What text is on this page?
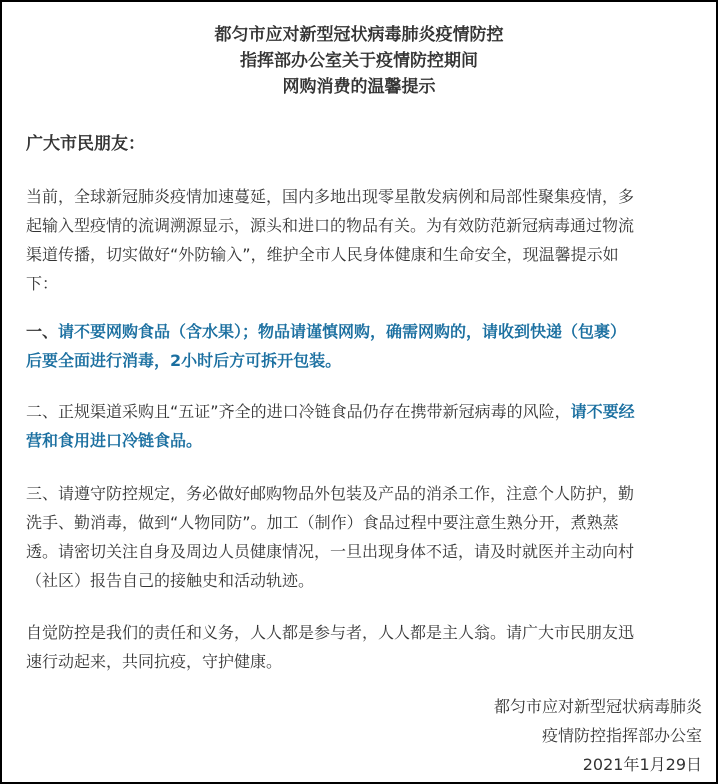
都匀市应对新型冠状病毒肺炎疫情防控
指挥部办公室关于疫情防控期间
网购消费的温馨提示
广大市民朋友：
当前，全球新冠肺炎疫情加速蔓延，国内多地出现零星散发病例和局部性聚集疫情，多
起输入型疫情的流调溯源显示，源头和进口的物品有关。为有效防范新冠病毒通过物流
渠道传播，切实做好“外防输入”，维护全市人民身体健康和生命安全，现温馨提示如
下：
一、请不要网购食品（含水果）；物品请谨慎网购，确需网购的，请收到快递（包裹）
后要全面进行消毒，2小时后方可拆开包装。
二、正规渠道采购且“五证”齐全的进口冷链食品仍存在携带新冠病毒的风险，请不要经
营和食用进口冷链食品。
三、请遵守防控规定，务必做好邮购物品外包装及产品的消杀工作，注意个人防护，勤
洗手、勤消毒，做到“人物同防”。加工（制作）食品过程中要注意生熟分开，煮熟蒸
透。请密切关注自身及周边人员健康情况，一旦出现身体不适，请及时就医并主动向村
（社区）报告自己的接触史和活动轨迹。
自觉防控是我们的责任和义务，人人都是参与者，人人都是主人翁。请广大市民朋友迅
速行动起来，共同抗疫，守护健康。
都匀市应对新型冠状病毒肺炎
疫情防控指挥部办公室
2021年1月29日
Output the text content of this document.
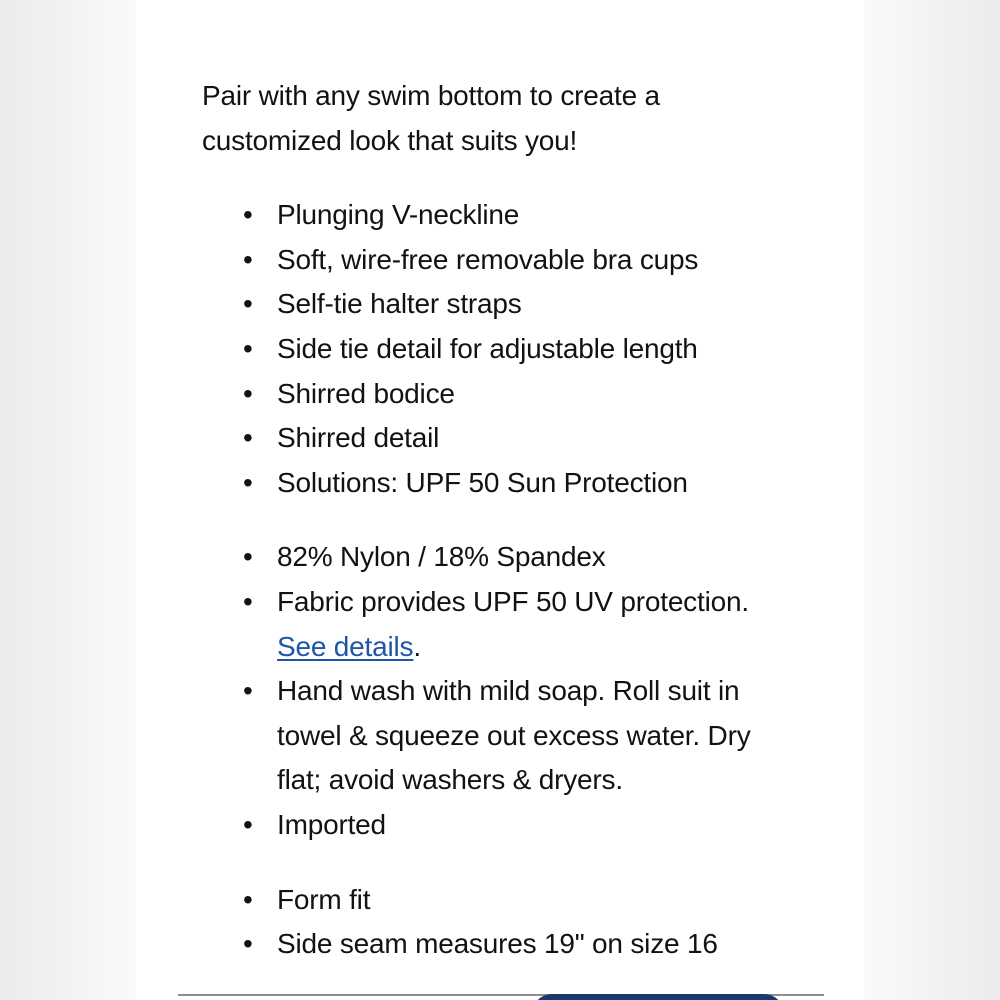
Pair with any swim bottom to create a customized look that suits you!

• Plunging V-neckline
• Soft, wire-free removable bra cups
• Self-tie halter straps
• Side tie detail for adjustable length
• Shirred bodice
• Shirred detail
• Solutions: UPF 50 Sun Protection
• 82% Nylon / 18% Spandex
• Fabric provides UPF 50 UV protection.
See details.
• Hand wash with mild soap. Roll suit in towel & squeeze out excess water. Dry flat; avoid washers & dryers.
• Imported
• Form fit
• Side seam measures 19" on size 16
——————
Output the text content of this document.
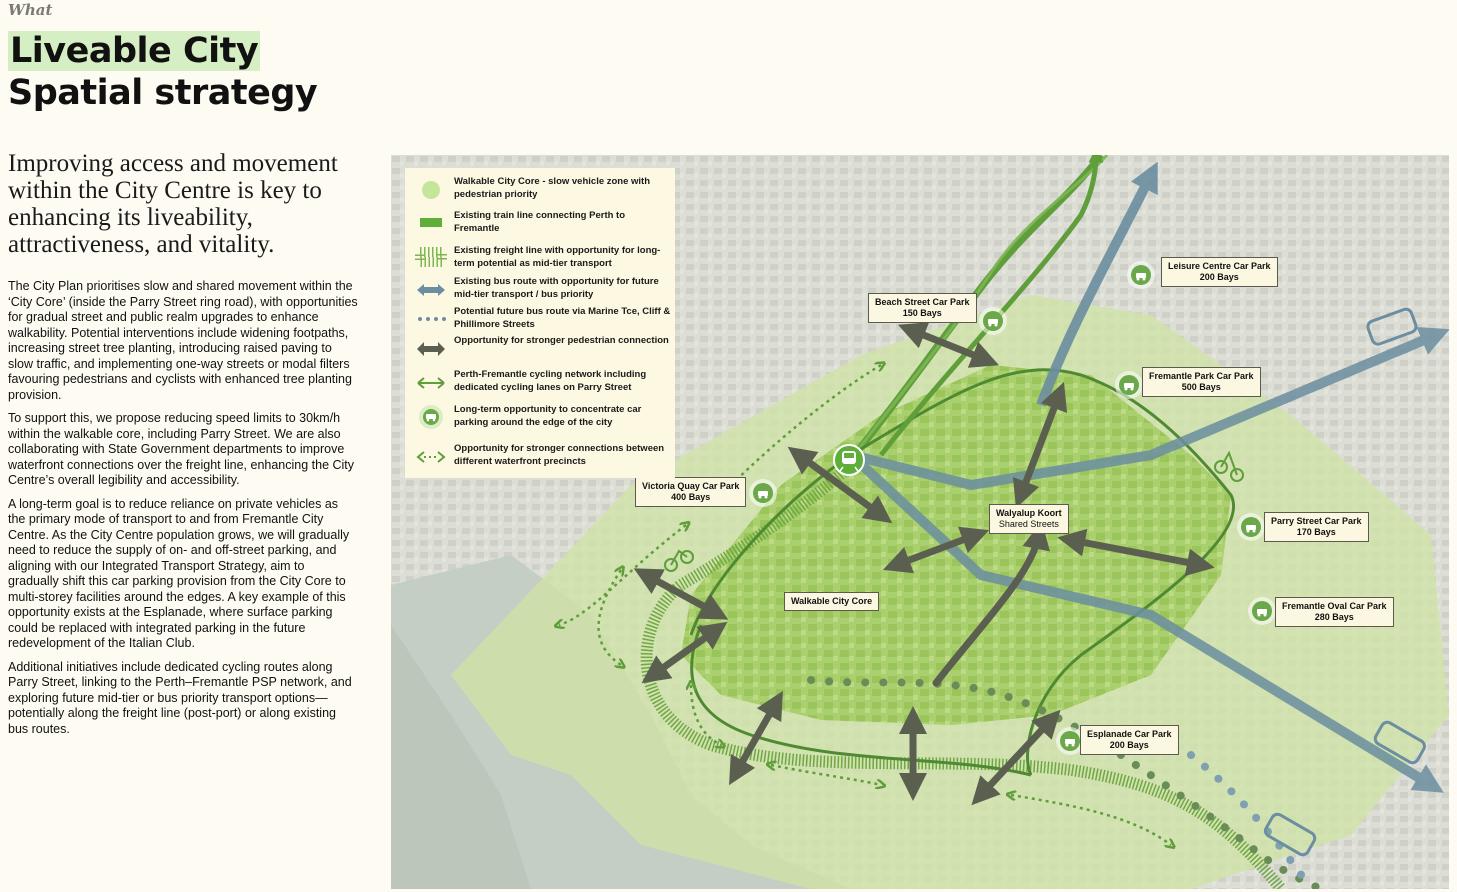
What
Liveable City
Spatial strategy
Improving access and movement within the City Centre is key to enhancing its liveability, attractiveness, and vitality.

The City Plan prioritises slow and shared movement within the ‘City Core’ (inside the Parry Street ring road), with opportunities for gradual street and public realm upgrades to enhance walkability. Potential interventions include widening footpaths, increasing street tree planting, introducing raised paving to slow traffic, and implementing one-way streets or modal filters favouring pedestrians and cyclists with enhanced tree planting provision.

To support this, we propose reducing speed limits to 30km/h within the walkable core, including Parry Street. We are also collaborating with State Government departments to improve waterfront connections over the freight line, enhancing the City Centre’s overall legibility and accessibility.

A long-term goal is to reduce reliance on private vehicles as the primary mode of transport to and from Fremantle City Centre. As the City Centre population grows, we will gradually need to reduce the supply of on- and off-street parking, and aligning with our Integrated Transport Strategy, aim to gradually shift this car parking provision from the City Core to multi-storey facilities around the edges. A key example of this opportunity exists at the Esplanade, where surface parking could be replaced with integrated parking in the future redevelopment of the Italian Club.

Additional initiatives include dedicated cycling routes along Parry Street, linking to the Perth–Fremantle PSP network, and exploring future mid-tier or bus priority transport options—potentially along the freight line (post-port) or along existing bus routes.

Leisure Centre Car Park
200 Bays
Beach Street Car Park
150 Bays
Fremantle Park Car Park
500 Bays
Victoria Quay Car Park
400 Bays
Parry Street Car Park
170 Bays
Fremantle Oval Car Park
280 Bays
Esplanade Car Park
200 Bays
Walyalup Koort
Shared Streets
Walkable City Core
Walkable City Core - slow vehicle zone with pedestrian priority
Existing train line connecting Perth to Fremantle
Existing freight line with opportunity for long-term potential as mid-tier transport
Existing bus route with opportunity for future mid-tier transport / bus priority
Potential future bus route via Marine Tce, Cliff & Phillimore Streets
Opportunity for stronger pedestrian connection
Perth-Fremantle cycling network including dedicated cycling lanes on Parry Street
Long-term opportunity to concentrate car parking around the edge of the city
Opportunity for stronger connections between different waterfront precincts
——————
What the exercise asks ::
Where a line above holds the string "Bays", show that line.

Problem solution ::
200 Bays
150 Bays
500 Bays
400 Bays
170 Bays
280 Bays
200 Bays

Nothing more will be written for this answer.